> TUJUAN: Teruskan kutipan tentang etika politik, dimulai setelah kalimat terakhir yang ditampilkan.

> KUTIPAN DOKUMEN:
Sehingga Deliar Noer mempertegas pengertian etika politik sebagai segala aktifitas atau sikap yang berhubungan dengan kekuasaan, yang bermaksud untuk mempengaruhi dengan jalan mengubah atau mempertahankan suatu macam bentuk susunan masyarakat21. Sedangkan menurut Franz Magnis, etika politik bertujuan untuk mempertanyakan tanggung jawab dan kewajiban manusia sebagai individu --dan bukan hanya sebagai anggota  masyarakat-- terhadap suatu kelompok yang lebih luas, baik tentang hukum, kebijaksanaan dan lain-lain22. Sedangkan dalam pandangan Inu Kencana Syafi’i, etika politik bertujuan untuk mewujudkan moral dan budi pekerti dalam hubungan-hubungan dan peristiwa-peristiwa suatu kekuasaan, sehingga orientasi dari etika politik tidak lain ialah etika pemerintahan atau kekuasaan dalam suatu wilayah23.

Entri Tersimpan:
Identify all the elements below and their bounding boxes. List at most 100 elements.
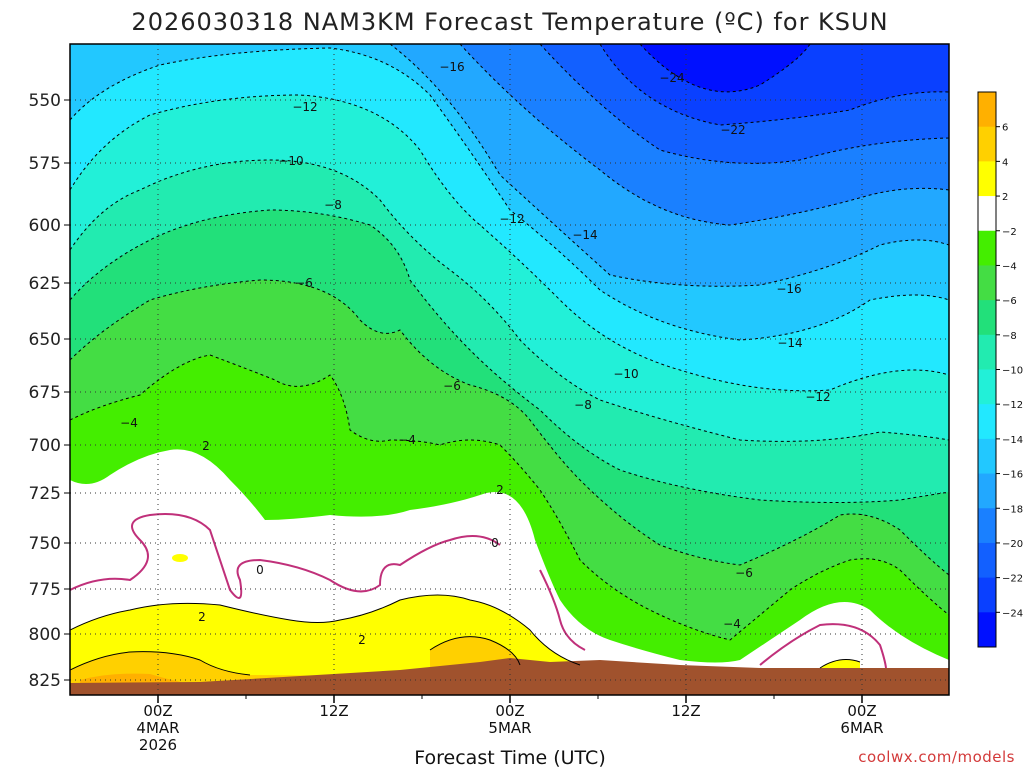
colorbar-label: −10	[1002, 366, 1023, 377]
contour-line	[70, 651, 251, 676]
contour-label: −12	[499, 212, 524, 226]
x-tick-label: 2026	[139, 736, 177, 754]
contour-labels: −16 −24 −12 −22 −10 −8 −12 −14 −6 −16 −14 −10 −12 −6 −…	[120, 60, 831, 647]
contour-line	[599, 44, 949, 126]
contour-line	[639, 44, 811, 93]
y-tick-label: 600	[29, 216, 61, 236]
colorbar-swatch	[978, 577, 996, 613]
contour-label: −16	[439, 60, 464, 74]
y-tick-label: 700	[29, 436, 61, 456]
contour-label: −22	[720, 123, 745, 137]
y-tick-label: 650	[29, 330, 61, 350]
colorbar-label: −22	[1002, 574, 1023, 585]
freezing-contour-left	[70, 513, 501, 599]
colorbar-label: 6	[1002, 123, 1008, 134]
colorbar-swatch	[978, 196, 996, 232]
y-axis: 550 575 600 625 650 675 700 725 750 775 800 825	[29, 91, 70, 691]
y-tick-label: 775	[29, 580, 61, 600]
contour-line	[819, 659, 861, 669]
contour-line	[70, 594, 581, 666]
colorbar-swatch	[978, 92, 996, 128]
contour-label: −10	[613, 367, 638, 381]
contour-label: −16	[776, 282, 801, 296]
band-plus2-blob	[172, 554, 188, 562]
colorbar-swatch	[978, 438, 996, 475]
contour-label: 0	[256, 563, 264, 577]
colorbar-label: −8	[1002, 331, 1017, 342]
contour-label: −6	[443, 379, 461, 393]
colorbar-swatch	[978, 612, 996, 648]
contour-line	[70, 94, 949, 392]
colorbar: 6 4 2 −2 −4 −6 −8 −10 −12 −14 −16 −18 −20 −22 −24	[977, 91, 1023, 648]
terrain	[70, 658, 949, 695]
contour-label: 2	[198, 610, 206, 624]
colorbar-swatch	[978, 161, 996, 197]
colorbar-label: −4	[1002, 261, 1017, 272]
colorbar-swatch	[978, 126, 996, 162]
gridlines	[70, 44, 949, 695]
x-tick-label: 4MAR	[136, 719, 179, 737]
colorbar-label: 4	[1002, 157, 1008, 168]
contour-label: −14	[572, 228, 597, 242]
colorbar-label: −12	[1002, 400, 1023, 411]
contour-label: −24	[659, 71, 684, 85]
colorbar-swatch	[978, 230, 996, 266]
contour-line	[389, 44, 949, 287]
contour-line	[459, 44, 949, 226]
contour-label: 2	[358, 633, 366, 647]
y-tick-label: 725	[29, 484, 61, 504]
colorbar-label: −20	[1002, 539, 1023, 550]
colorbar-label: 2	[1002, 192, 1008, 203]
y-tick-label: 825	[29, 671, 61, 691]
x-tick-label: 00Z	[143, 702, 172, 720]
colorbar-swatch	[978, 334, 996, 370]
contour-line	[70, 47, 949, 341]
y-tick-label: 550	[29, 91, 61, 111]
contour-label: −4	[398, 433, 416, 447]
contour-label: 2	[202, 439, 210, 453]
contour-label: −14	[777, 336, 802, 350]
chart-title: 2026030318 NAM3KM Forecast Temperature (…	[131, 8, 888, 36]
contour-label: −12	[805, 390, 830, 404]
contour-label: −4	[120, 416, 138, 430]
contour-label: 2	[496, 483, 504, 497]
y-tick-label: 575	[29, 154, 61, 174]
colorbar-swatch	[978, 265, 996, 301]
x-axis-label: Forecast Time (UTC)	[414, 747, 605, 768]
contour-line	[70, 209, 949, 503]
colorbar-label: −6	[1002, 296, 1017, 307]
y-tick-label: 675	[29, 383, 61, 403]
x-tick-label: 6MAR	[840, 719, 883, 737]
colorbar-swatch	[978, 404, 996, 440]
colorbar-label: −14	[1002, 435, 1023, 446]
contour-label: −8	[574, 398, 592, 412]
contour-label: −10	[278, 154, 303, 168]
colorbar-swatch	[978, 369, 996, 405]
contour-label: −8	[324, 198, 342, 212]
contour-line	[429, 636, 521, 666]
colorbar-swatch	[978, 508, 996, 544]
y-tick-label: 750	[29, 534, 61, 554]
colorbar-label: −16	[1002, 470, 1023, 481]
contour-label: −6	[735, 566, 753, 580]
contour-line	[70, 354, 949, 641]
contour-label: −6	[295, 276, 313, 290]
source-credit: coolwx.com/models	[858, 748, 1015, 766]
freezing-contour-right	[759, 623, 887, 669]
y-tick-label: 625	[29, 274, 61, 294]
colorbar-swatch	[978, 473, 996, 509]
x-tick-label: 00Z	[847, 702, 876, 720]
x-tick-label: 5MAR	[488, 719, 531, 737]
colorbar-swatch	[978, 542, 996, 579]
freezing-contour-center	[539, 569, 586, 651]
colorbar-label: −2	[1002, 227, 1017, 238]
contour-label: −4	[723, 617, 741, 631]
contour-label: −12	[292, 100, 317, 114]
colorbar-label: −18	[1002, 504, 1023, 515]
x-tick-label: 12Z	[671, 702, 700, 720]
colorbar-swatch	[978, 300, 996, 336]
x-tick-label: 12Z	[319, 702, 348, 720]
x-tick-label: 00Z	[495, 702, 524, 720]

> HASIL TUGAS:
C.    Etika Politik Islam

Secara teologis, Islam adalah sistem nilai dan ajaran yang bersifat illahiah, karena itu sekaligus bersifat transenden. Tetapi dari sudut sosiologis, ia merupakan fenomena peradaban, kultur dan realitas sosial dalam kehidupan manusia. Islam dalam realitas sosial tidak sekedar sejumlah doktrin yang bersifat menjaman dan menjagatraya (universal), tetapi di sisi lain ia juga hendaknya mampu mengejawantahkan diri dalam institusi-institusi sosial  yang  dipengaruhi
oleh situasi dan dinamika ruang dan waktu24. Jadi disamping memiliki peran vertikal    juga    mengemban   misi   horizontal,   karenanya    keberadaan    Islam

sebenarnya juga tidak lepas dari setting sosial yang berkembang25.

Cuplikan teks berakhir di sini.